=== Raw records ===

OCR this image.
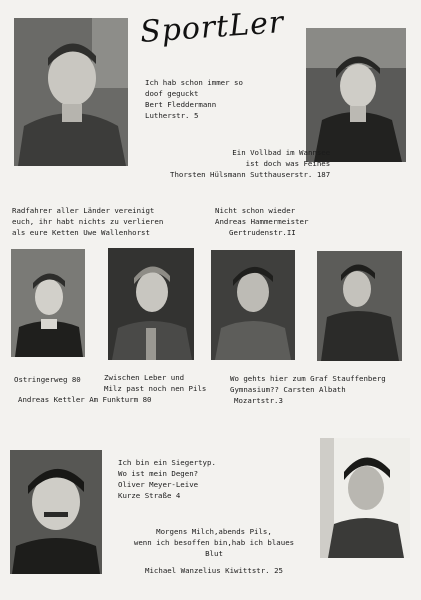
SportLer
Ich hab schon immer so
doof geguckt
Bert Fleddermann
Lutherstr. 5
Ein Vollbad im Wannsee
ist doch was Feines
Thorsten Hülsmann Sutthauserstr. 187
Radfahrer aller Länder vereinigt
euch, ihr habt nichts zu verlieren
als eure Ketten Uwe Wallenhorst
Nicht schon wieder
Andreas Hammermeister
Gertrudenstr.II
Ostringerweg 80	Zwischen Leber und
Milz past noch nen Pils
Andreas Kettler Am Funkturm 80
Wo gehts hier zum Graf Stauffenberg
Gymnasium?? Carsten Albath
Mozartstr.3
Ich bin ein Siegertyp.
Wo ist mein Degen?
Oliver Meyer-Leive
Kurze Straße 4
Morgens Milch,abends Pils,
wenn ich besoffen bin,hab ich blaues
Blut
Michael Wanzelius Kiwittstr. 25
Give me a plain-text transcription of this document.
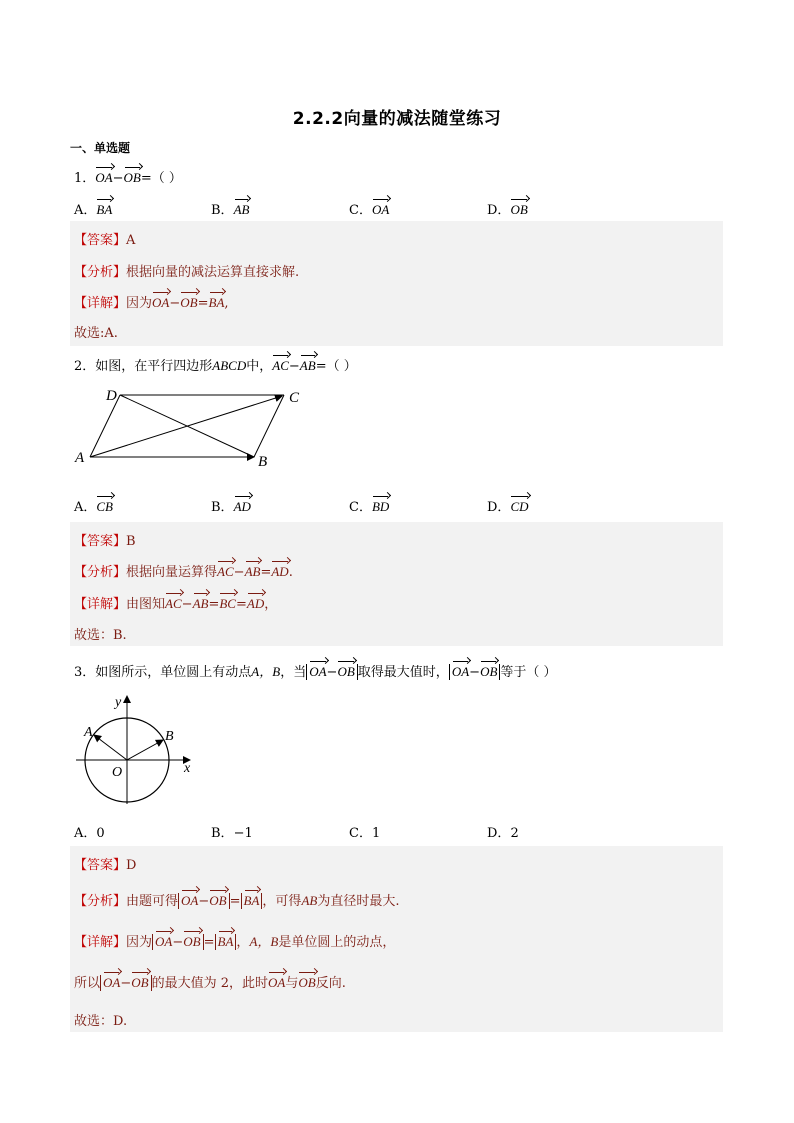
2.2.2向量的减法随堂练习
一、单选题
1．OA−OB=（ ）
A．BA	B．AB	C．OA	D．OB
【答案】A
【分析】根据向量的减法运算直接求解.
【详解】因为OA−OB=BA,
故选:A.
2．如图，在平行四边形ABCD中，AC−AB=（ ）
A	B
C
D
A．CB	B．AD	C．BD	D．CD
【答案】B
【分析】根据向量运算得AC−AB=AD.
【详解】由图知AC−AB=BC=AD，
故选：B.
3．如图所示，单位圆上有动点A，B，当 OA−OB 取得最大值时， OA−OB 等于（ ）
y
x
O
A	B
A．0	B．−1	C．1	D．2
【答案】D
【分析】由题可得 OA−OB = BA ，可得AB为直径时最大.
【详解】因为 OA−OB = BA ，A，B是单位圆上的动点，
所以 OA−OB 的最大值为 2，此时OA与OB反向.
故选：D.
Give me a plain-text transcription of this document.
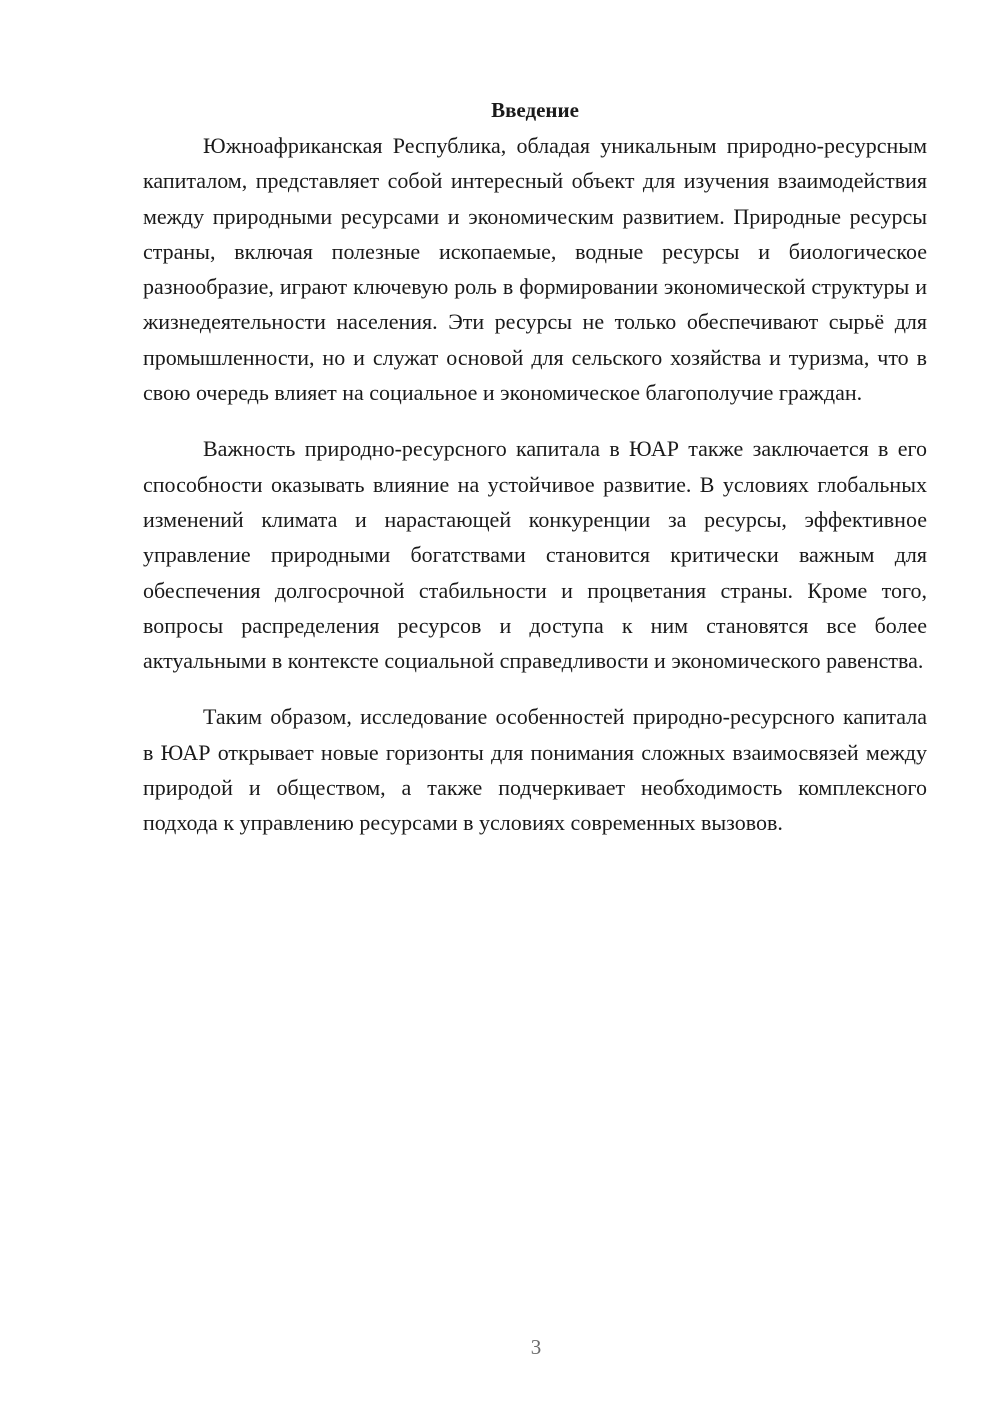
Введение

Южноафриканская Республика, обладая уникальным природно-ресурсным капиталом, представляет собой интересный объект для изучения взаимодействия между природными ресурсами и экономическим развитием. Природные ресурсы страны, включая полезные ископаемые, водные ресурсы и биологическое разнообразие, играют ключевую роль в формировании экономической структуры и жизнедеятельности населения. Эти ресурсы не только обеспечивают сырьё для промышленности, но и служат основой для сельского хозяйства и туризма, что в свою очередь влияет на социальное и экономическое благополучие граждан.

Важность природно-ресурсного капитала в ЮАР также заключается в его способности оказывать влияние на устойчивое развитие. В условиях глобальных изменений климата и нарастающей конкуренции за ресурсы, эффективное управление природными богатствами становится критически важным для обеспечения долгосрочной стабильности и процветания страны. Кроме того, вопросы распределения ресурсов и доступа к ним становятся все более актуальными в контексте социальной справедливости и экономического равенства.

Таким образом, исследование особенностей природно-ресурсного капитала в ЮАР открывает новые горизонты для понимания сложных взаимосвязей между природой и обществом, а также подчеркивает необходимость комплексного подхода к управлению ресурсами в условиях современных вызовов.

3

===

Where a line above contains the word "Andreas", copy that line.

### Reply to the task
Andreas Hammermeister
Andreas Kettler Am Funkturm 80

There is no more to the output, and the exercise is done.